Data to use »
· · · · ·

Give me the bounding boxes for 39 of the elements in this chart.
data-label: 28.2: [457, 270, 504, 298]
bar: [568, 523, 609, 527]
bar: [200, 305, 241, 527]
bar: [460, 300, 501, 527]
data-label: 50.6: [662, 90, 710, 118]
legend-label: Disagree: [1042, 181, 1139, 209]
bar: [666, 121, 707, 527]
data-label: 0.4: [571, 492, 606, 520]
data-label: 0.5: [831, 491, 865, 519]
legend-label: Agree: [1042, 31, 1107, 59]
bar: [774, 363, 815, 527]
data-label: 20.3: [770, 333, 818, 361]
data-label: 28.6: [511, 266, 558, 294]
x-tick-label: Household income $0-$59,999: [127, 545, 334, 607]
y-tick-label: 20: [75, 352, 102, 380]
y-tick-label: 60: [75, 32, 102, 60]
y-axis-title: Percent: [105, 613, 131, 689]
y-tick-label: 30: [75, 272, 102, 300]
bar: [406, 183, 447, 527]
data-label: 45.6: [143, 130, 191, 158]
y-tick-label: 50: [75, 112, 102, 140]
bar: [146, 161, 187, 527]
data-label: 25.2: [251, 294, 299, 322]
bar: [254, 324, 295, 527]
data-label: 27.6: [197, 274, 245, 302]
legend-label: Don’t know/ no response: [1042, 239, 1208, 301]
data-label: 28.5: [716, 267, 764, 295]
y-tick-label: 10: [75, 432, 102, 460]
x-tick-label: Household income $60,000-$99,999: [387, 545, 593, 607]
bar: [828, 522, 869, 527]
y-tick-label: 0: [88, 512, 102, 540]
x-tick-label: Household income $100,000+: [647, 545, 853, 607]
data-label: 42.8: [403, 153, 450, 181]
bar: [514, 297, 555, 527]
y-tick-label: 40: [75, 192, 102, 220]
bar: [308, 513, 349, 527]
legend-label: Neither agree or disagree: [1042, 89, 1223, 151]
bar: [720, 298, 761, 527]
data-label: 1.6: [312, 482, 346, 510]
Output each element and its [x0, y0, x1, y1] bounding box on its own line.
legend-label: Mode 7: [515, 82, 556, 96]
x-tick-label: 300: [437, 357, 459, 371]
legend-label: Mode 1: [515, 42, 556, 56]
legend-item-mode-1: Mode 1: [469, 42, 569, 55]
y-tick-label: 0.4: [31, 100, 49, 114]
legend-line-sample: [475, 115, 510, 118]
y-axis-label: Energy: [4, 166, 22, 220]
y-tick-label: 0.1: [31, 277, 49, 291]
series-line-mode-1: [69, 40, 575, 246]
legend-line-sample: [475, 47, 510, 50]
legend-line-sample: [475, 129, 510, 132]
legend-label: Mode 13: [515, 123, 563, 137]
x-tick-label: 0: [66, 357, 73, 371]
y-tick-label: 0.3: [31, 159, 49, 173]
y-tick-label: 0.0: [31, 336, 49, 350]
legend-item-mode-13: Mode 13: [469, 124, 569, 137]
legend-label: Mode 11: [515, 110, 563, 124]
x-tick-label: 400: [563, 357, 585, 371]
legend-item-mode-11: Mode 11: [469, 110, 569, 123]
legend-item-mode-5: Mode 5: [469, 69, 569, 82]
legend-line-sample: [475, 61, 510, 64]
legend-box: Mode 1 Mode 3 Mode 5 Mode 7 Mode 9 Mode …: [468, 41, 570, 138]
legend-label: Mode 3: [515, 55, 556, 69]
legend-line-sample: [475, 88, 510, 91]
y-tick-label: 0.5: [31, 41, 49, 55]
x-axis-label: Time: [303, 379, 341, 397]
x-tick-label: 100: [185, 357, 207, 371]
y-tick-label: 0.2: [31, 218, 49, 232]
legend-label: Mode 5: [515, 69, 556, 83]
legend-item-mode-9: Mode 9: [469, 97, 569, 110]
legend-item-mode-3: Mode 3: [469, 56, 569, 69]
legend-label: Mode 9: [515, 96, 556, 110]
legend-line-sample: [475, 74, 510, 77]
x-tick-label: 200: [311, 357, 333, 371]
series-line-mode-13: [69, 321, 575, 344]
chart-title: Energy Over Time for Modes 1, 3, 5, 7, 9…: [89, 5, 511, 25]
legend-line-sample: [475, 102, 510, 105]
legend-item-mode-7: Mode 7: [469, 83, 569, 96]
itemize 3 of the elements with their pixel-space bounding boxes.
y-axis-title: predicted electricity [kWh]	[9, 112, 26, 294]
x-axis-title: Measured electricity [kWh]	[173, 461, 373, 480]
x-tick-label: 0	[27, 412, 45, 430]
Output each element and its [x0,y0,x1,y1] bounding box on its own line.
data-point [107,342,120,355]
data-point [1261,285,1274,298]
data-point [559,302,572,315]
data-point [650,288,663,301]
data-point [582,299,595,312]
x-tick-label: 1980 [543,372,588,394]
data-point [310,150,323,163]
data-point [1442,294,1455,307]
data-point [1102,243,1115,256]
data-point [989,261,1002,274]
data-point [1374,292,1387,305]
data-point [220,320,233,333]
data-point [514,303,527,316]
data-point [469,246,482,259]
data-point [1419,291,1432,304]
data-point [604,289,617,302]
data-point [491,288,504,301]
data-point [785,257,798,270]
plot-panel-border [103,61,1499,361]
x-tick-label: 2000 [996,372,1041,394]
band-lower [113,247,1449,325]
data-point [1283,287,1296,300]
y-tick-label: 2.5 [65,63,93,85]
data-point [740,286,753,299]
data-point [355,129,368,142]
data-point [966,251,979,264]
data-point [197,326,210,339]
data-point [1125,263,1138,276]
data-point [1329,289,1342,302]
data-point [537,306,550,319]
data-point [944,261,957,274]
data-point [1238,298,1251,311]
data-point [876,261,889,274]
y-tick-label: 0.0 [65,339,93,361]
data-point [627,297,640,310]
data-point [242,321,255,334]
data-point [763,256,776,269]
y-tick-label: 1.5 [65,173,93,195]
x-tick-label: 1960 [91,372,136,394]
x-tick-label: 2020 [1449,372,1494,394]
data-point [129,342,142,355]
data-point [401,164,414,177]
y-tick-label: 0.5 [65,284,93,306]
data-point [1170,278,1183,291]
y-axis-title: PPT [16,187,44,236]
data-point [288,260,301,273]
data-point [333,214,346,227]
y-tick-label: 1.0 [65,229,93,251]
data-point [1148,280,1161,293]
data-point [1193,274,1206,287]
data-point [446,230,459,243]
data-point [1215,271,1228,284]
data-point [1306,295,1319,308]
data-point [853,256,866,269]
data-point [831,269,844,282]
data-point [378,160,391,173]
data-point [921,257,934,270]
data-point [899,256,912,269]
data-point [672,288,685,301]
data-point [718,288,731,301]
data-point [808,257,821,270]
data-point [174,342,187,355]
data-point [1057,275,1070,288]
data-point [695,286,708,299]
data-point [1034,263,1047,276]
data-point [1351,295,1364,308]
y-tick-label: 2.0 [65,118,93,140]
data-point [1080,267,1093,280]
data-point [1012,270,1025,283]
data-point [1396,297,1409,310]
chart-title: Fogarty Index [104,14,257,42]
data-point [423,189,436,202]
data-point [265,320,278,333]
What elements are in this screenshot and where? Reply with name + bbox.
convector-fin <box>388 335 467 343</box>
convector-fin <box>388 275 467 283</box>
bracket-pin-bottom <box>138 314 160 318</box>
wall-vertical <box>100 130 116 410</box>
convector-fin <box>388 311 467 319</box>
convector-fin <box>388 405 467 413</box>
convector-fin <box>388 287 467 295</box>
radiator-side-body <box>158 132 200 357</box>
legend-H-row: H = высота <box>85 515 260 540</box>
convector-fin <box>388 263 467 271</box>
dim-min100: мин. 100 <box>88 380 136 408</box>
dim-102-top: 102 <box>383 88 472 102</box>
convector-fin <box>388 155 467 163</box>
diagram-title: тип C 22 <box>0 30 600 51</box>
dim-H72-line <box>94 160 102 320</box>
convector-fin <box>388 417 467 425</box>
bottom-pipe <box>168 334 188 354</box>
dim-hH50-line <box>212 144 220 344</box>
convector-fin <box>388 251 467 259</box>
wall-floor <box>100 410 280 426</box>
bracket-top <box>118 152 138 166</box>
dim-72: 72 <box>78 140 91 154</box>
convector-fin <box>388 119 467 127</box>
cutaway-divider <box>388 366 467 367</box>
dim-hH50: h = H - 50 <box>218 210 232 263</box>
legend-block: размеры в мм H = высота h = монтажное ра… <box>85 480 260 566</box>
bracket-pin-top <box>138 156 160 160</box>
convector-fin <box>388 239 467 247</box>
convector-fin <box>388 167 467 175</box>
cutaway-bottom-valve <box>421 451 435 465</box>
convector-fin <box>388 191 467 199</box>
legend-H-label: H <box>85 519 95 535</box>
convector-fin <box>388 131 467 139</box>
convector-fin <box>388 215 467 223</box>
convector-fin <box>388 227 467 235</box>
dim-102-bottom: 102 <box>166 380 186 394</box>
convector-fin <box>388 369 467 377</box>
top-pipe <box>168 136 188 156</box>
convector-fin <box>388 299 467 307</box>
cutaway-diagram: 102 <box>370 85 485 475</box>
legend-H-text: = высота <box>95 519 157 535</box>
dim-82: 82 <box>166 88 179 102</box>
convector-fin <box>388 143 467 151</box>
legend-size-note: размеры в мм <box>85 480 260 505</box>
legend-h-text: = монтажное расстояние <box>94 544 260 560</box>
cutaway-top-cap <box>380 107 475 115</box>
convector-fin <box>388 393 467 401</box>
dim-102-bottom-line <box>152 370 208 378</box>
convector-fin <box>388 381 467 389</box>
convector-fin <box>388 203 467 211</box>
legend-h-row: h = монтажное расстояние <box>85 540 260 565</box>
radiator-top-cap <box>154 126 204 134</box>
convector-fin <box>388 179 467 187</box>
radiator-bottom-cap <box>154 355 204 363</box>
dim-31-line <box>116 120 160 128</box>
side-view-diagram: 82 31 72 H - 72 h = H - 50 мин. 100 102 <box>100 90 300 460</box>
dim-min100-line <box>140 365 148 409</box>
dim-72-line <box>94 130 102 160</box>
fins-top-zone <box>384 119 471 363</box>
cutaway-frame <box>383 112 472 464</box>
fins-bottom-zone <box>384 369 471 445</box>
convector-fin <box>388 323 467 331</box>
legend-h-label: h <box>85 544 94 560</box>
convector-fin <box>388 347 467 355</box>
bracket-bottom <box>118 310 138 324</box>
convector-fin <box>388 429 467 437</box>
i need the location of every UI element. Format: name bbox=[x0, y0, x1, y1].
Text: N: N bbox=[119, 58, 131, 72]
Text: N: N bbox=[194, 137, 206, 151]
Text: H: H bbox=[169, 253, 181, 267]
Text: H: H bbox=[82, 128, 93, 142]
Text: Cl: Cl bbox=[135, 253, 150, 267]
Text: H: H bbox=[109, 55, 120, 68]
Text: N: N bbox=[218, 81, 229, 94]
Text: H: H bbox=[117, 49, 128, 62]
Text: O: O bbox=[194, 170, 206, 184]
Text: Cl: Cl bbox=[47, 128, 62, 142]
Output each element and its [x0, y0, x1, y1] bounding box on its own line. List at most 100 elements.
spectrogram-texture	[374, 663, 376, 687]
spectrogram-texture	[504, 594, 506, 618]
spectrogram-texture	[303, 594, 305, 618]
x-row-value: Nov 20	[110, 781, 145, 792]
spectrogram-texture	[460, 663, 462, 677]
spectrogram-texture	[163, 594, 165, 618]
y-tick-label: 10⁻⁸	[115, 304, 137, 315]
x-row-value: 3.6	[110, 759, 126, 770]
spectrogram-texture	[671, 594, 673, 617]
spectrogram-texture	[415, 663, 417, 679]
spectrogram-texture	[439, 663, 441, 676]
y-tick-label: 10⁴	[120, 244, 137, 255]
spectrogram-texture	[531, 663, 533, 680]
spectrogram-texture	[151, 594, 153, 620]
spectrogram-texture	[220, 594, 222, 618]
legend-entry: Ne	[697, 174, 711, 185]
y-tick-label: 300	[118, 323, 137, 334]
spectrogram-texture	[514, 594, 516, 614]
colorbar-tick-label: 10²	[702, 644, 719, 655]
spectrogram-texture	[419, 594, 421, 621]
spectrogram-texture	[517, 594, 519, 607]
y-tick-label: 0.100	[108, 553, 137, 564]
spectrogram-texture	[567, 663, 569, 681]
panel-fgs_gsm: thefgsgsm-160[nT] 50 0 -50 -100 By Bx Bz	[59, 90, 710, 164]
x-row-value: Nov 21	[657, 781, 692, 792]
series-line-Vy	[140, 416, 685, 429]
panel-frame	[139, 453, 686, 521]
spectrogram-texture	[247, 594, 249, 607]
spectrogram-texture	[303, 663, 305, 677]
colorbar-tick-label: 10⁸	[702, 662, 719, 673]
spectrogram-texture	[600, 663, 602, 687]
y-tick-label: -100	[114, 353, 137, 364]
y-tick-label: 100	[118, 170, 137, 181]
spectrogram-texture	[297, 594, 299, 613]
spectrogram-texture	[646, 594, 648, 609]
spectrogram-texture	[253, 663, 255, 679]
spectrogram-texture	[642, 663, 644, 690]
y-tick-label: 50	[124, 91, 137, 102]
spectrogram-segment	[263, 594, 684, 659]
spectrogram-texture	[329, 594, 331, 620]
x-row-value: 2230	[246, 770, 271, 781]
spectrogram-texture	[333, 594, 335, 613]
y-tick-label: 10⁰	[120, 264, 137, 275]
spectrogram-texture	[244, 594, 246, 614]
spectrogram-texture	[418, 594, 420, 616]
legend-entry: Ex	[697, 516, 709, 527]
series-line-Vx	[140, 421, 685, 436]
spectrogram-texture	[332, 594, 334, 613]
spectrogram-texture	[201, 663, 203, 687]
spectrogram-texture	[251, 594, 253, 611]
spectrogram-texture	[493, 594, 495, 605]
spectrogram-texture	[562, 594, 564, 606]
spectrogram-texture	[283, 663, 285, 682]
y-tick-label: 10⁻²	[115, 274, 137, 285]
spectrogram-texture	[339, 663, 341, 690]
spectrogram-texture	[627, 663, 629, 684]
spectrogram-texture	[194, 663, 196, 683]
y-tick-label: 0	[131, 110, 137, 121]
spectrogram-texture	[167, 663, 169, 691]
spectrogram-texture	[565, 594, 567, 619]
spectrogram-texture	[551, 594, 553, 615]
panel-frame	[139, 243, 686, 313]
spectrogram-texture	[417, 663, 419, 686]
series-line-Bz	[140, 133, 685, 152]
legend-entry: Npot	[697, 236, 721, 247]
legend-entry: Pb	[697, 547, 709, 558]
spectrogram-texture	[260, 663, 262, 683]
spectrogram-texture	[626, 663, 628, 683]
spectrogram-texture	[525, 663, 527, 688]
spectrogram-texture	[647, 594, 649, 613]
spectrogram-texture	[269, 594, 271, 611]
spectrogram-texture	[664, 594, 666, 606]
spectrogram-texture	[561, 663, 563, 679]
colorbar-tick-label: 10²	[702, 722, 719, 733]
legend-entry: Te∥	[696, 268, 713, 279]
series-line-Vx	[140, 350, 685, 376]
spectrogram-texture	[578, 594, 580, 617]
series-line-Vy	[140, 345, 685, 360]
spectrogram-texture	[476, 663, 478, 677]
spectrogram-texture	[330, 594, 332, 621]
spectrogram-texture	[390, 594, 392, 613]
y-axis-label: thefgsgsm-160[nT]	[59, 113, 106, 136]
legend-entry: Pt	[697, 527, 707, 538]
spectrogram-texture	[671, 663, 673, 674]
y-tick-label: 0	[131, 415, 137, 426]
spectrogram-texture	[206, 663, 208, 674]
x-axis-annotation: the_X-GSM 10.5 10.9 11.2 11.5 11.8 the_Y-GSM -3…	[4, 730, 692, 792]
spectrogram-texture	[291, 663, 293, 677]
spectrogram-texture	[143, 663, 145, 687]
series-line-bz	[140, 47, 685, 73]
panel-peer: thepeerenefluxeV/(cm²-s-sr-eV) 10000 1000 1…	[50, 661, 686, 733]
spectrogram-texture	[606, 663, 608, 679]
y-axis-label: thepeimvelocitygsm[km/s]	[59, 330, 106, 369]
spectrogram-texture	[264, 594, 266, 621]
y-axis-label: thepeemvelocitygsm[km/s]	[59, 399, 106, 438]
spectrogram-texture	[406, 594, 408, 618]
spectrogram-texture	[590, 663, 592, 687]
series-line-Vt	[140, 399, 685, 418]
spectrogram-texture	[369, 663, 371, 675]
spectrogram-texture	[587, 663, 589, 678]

· · · · ·

Set problem » Give the listing from its first line through the line containing "y-tick-label: 0.4: [31, 100, 49, 114]" as a Markdown table with the columns Row and Line, numbering each line in order and leaving out any blank lines.

Answer to the exercise »
| Row | Line |
|---|---|
| 1 | Give me the bounding boxes for 39 of the elements in this chart. |
| 2 | data-label: 28.2: [457, 270, 504, 298] |
| 3 | bar: [568, 523, 609, 527] |
| 4 | bar: [200, 305, 241, 527] |
| 5 | bar: [460, 300, 501, 527] |
| 6 | data-label: 50.6: [662, 90, 710, 118] |
| 7 | legend-label: Disagree: [1042, 181, 1139, 209] |
| 8 | bar: [666, 121, 707, 527] |
| 9 | data-label: 0.4: [571, 492, 606, 520] |
| 10 | data-label: 0.5: [831, 491, 865, 519] |
| 11 | legend-label: Agree: [1042, 31, 1107, 59] |
| 12 | bar: [774, 363, 815, 527] |
| 13 | data-label: 20.3: [770, 333, 818, 361] |
| 14 | data-label: 28.6: [511, 266, 558, 294] |
| 15 | x-tick-label: Household income $0-$59,999: [127, 545, 334, 607] |
| 16 | y-tick-label: 20: [75, 352, 102, 380] |
| 17 | y-tick-label: 60: [75, 32, 102, 60] |
| 18 | y-axis-title: Percent: [105, 613, 131, 689] |
| 19 | y-tick-label: 30: [75, 272, 102, 300] |
| 20 | bar: [406, 183, 447, 527] |
| 21 | data-label: 45.6: [143, 130, 191, 158] |
| 22 | y-tick-label: 50: [75, 112, 102, 140] |
| 23 | bar: [146, 161, 187, 527] |
| 24 | data-label: 25.2: [251, 294, 299, 322] |
| 25 | bar: [254, 324, 295, 527] |
| 26 | data-label: 27.6: [197, 274, 245, 302] |
| 27 | legend-label: Don’t know/ no response: [1042, 239, 1208, 301] |
| 28 | data-label: 28.5: [716, 267, 764, 295] |
| 29 | y-tick-label: 10: [75, 432, 102, 460] |
| 30 | x-tick-label: Household income $60,000-$99,999: [387, 545, 593, 607] |
| 31 | bar: [828, 522, 869, 527] |
| 32 | y-tick-label: 0: [88, 512, 102, 540] |
| 33 | x-tick-label: Household income $100,000+: [647, 545, 853, 607] |
| 34 | data-label: 42.8: [403, 153, 450, 181] |
| 35 | bar: [514, 297, 555, 527] |
| 36 | y-tick-label: 40: [75, 192, 102, 220] |
| 37 | bar: [308, 513, 349, 527] |
| 38 | legend-label: Neither agree or disagree: [1042, 89, 1223, 151] |
| 39 | bar: [720, 298, 761, 527] |
| 40 | data-label: 1.6: [312, 482, 346, 510] |
| 41 | Output each element and its [x0, y0, x1, y1] bounding box on its own line. |
| 42 | legend-label: Mode 7: [515, 82, 556, 96] |
| 43 | x-tick-label: 300: [437, 357, 459, 371] |
| 44 | legend-label: Mode 1: [515, 42, 556, 56] |
| 45 | legend-item-mode-1: Mode 1: [469, 42, 569, 55] |
| 46 | y-tick-label: 0.4: [31, 100, 49, 114] |